/---

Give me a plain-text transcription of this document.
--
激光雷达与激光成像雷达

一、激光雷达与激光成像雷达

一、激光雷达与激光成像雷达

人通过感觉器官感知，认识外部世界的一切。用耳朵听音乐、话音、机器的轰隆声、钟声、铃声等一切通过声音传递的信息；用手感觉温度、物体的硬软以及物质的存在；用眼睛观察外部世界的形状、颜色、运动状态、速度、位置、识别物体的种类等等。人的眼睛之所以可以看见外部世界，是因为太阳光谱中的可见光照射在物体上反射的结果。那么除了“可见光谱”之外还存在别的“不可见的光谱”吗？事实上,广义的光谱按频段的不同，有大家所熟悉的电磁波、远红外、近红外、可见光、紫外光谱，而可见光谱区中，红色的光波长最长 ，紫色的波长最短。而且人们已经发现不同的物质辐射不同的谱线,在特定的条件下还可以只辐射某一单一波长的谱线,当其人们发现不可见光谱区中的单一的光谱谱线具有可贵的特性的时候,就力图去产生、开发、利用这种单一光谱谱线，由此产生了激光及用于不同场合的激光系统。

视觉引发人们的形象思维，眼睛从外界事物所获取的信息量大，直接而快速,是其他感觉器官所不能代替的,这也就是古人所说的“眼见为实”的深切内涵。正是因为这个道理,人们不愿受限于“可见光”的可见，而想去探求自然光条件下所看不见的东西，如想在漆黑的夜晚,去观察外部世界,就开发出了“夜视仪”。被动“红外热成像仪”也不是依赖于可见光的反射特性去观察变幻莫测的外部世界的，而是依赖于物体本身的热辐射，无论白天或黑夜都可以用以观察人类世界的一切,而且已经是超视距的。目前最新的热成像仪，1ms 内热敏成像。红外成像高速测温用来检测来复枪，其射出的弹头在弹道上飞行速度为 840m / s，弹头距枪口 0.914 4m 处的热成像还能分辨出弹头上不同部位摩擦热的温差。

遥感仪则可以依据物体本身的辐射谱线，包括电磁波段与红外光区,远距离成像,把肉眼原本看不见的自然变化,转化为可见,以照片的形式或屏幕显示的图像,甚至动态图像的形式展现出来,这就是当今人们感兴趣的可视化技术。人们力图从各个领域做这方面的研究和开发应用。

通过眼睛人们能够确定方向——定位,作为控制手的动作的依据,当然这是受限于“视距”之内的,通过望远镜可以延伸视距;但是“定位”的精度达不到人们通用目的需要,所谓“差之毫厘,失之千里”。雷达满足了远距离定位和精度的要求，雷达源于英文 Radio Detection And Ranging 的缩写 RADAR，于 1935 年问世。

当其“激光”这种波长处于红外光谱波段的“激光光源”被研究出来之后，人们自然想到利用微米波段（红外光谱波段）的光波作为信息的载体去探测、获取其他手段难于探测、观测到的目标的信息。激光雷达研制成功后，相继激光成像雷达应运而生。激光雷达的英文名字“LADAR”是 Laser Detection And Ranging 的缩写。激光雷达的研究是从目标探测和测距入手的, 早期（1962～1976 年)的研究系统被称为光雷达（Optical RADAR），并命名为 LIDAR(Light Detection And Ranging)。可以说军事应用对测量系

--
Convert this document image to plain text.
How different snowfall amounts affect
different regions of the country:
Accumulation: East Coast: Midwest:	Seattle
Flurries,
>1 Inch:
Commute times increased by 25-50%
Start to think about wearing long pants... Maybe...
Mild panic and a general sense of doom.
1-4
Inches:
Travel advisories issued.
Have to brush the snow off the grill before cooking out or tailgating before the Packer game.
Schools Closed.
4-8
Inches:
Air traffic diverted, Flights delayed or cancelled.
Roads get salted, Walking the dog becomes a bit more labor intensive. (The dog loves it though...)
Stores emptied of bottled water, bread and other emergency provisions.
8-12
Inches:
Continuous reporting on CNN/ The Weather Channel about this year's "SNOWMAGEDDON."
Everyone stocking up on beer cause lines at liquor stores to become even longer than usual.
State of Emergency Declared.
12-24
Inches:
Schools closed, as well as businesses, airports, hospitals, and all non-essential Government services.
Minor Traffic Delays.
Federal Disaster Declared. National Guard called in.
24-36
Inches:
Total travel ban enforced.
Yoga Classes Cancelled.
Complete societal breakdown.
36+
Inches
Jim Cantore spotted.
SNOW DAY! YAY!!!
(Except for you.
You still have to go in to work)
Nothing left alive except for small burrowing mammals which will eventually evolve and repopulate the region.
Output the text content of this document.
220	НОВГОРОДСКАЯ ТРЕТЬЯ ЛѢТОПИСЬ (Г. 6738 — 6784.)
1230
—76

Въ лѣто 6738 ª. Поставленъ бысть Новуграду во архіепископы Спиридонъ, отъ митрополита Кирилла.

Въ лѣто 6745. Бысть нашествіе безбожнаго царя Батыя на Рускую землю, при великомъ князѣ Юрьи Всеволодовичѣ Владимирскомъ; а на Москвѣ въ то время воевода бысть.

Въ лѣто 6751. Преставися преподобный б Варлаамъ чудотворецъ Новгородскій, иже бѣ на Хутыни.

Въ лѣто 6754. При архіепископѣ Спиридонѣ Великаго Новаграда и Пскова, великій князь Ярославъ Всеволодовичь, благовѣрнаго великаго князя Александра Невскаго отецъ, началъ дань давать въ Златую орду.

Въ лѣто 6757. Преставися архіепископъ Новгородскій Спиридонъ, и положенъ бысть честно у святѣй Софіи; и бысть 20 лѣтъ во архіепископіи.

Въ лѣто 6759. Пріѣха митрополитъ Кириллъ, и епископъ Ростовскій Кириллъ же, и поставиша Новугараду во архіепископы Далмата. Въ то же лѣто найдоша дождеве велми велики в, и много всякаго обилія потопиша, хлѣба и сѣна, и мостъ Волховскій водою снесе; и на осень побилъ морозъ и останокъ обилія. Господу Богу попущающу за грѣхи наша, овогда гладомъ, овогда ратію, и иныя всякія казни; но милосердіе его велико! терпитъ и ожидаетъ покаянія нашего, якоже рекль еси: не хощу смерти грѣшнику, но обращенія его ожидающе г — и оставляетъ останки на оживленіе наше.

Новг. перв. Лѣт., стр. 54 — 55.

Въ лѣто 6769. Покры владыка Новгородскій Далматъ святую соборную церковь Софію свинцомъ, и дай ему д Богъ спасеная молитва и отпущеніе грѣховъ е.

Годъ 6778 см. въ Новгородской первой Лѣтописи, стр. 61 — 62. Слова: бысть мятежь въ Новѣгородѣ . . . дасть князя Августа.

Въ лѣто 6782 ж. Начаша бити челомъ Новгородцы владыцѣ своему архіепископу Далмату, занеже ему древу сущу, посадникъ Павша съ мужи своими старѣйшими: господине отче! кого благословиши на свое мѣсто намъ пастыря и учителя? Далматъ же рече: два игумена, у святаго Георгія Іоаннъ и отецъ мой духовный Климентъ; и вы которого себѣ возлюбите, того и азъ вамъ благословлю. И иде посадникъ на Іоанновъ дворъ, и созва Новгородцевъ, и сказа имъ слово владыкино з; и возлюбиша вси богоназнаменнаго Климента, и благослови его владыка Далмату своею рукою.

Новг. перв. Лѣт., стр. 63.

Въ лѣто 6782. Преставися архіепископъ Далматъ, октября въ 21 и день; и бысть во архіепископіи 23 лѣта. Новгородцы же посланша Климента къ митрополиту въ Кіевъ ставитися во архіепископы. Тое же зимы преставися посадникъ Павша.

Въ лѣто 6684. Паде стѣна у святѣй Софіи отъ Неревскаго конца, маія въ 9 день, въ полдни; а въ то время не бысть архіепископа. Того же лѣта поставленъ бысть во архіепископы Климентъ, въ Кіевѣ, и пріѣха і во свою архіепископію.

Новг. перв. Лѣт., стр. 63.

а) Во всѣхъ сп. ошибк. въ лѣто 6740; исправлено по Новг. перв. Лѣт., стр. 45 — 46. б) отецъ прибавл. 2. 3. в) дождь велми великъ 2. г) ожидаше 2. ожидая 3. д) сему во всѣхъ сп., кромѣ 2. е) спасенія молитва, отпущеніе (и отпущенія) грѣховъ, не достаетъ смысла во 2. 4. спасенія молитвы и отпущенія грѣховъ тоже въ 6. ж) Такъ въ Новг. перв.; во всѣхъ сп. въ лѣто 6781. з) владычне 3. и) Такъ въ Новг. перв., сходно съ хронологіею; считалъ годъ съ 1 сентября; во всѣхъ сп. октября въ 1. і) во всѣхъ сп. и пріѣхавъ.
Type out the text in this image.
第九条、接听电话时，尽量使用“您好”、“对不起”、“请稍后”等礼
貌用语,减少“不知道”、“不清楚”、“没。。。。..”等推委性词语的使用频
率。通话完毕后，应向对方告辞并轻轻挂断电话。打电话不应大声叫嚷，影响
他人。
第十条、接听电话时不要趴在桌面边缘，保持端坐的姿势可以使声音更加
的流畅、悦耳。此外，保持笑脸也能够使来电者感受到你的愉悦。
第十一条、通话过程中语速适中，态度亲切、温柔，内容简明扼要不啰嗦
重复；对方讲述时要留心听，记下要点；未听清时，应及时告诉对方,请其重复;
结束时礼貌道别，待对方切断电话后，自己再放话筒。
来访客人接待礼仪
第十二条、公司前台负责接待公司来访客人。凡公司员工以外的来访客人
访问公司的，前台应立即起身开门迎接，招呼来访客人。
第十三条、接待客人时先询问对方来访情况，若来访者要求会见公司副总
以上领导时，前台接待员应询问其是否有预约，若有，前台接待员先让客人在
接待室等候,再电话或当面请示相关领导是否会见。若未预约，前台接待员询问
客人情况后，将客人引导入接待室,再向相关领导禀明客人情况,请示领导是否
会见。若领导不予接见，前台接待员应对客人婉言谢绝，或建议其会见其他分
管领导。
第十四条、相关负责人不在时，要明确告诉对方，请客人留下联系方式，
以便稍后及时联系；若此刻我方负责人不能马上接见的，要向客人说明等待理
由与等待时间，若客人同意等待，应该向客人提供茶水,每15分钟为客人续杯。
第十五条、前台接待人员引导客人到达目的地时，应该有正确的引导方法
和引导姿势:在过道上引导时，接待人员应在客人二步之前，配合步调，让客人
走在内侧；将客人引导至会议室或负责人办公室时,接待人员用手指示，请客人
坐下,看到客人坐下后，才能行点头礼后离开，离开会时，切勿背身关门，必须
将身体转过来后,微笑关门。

\---

Beginning with the line that contains "Type out the text in this image.", repeat every line through the end of the records and nothing more.

● **The response**
Type out the text in this image.
第九条、接听电话时，尽量使用“您好”、“对不起”、“请稍后”等礼
貌用语,减少“不知道”、“不清楚”、“没。。。。..”等推委性词语的使用频
率。通话完毕后，应向对方告辞并轻轻挂断电话。打电话不应大声叫嚷，影响
他人。
第十条、接听电话时不要趴在桌面边缘，保持端坐的姿势可以使声音更加
的流畅、悦耳。此外，保持笑脸也能够使来电者感受到你的愉悦。
第十一条、通话过程中语速适中，态度亲切、温柔，内容简明扼要不啰嗦
重复；对方讲述时要留心听，记下要点；未听清时，应及时告诉对方,请其重复;
结束时礼貌道别，待对方切断电话后，自己再放话筒。
来访客人接待礼仪
第十二条、公司前台负责接待公司来访客人。凡公司员工以外的来访客人
访问公司的，前台应立即起身开门迎接，招呼来访客人。
第十三条、接待客人时先询问对方来访情况，若来访者要求会见公司副总
以上领导时，前台接待员应询问其是否有预约，若有，前台接待员先让客人在
接待室等候,再电话或当面请示相关领导是否会见。若未预约，前台接待员询问
客人情况后，将客人引导入接待室,再向相关领导禀明客人情况,请示领导是否
会见。若领导不予接见，前台接待员应对客人婉言谢绝，或建议其会见其他分
管领导。
第十四条、相关负责人不在时，要明确告诉对方，请客人留下联系方式，
以便稍后及时联系；若此刻我方负责人不能马上接见的，要向客人说明等待理
由与等待时间，若客人同意等待，应该向客人提供茶水,每15分钟为客人续杯。
第十五条、前台接待人员引导客人到达目的地时，应该有正确的引导方法
和引导姿势:在过道上引导时，接待人员应在客人二步之前，配合步调，让客人
走在内侧；将客人引导至会议室或负责人办公室时,接待人员用手指示，请客人
坐下,看到客人坐下后，才能行点头礼后离开，离开会时，切勿背身关门，必须
将身体转过来后,微笑关门。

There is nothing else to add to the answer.